- **EXERCISE GOAL**: Select and reproduce each line of the listing below that bears the string "구운지구".

- **GIVEN RECORDS**:
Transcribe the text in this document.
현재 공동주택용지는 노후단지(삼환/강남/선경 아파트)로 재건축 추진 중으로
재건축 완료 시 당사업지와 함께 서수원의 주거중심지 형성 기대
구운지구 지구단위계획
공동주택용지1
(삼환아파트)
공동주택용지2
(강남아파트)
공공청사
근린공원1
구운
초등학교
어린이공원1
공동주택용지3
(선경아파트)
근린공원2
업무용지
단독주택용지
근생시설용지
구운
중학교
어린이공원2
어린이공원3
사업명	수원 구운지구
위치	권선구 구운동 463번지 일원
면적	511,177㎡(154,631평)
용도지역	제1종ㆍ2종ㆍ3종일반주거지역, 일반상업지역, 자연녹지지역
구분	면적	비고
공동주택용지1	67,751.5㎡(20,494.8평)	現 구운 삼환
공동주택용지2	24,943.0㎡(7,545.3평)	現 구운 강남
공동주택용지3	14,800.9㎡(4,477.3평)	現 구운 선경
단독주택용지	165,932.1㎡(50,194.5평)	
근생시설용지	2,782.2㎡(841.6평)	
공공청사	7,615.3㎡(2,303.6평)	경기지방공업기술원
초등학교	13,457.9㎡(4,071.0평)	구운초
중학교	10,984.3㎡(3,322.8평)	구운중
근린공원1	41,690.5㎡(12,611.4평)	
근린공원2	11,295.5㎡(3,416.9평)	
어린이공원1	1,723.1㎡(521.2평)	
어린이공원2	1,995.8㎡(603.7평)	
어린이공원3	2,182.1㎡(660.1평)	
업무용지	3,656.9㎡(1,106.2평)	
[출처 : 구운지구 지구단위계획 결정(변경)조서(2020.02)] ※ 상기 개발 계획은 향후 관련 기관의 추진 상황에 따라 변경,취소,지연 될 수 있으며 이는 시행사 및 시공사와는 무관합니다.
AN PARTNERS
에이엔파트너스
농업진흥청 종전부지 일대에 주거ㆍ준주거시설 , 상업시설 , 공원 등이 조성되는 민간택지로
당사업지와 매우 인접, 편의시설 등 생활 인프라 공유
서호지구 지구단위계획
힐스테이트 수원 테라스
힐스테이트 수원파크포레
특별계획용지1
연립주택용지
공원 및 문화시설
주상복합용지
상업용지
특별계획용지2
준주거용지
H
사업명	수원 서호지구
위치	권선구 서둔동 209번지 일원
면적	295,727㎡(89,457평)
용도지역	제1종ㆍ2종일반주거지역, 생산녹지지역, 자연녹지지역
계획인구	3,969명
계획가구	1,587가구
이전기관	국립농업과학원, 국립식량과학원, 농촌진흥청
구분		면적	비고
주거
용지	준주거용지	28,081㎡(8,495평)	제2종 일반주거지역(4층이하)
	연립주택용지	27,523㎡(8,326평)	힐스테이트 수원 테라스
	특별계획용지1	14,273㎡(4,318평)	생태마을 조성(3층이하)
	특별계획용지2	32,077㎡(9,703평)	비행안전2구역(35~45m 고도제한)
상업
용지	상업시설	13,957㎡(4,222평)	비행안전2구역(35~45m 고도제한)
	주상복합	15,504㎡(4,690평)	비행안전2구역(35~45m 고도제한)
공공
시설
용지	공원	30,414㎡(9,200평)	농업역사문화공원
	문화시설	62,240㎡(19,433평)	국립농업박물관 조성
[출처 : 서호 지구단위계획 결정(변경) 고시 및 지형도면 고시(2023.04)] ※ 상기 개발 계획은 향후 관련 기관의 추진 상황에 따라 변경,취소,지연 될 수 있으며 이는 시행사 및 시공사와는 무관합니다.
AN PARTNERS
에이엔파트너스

- **WRITTEN RESPONSE**:
구운지구 지구단위계획
사업명	수원 구운지구
[출처 : 구운지구 지구단위계획 결정(변경)조서(2020.02)] ※ 상기 개발 계획은 향후 관련 기관의 추진 상황에 따라 변경,취소,지연 될 수 있으며 이는 시행사 및 시공사와는 무관합니다.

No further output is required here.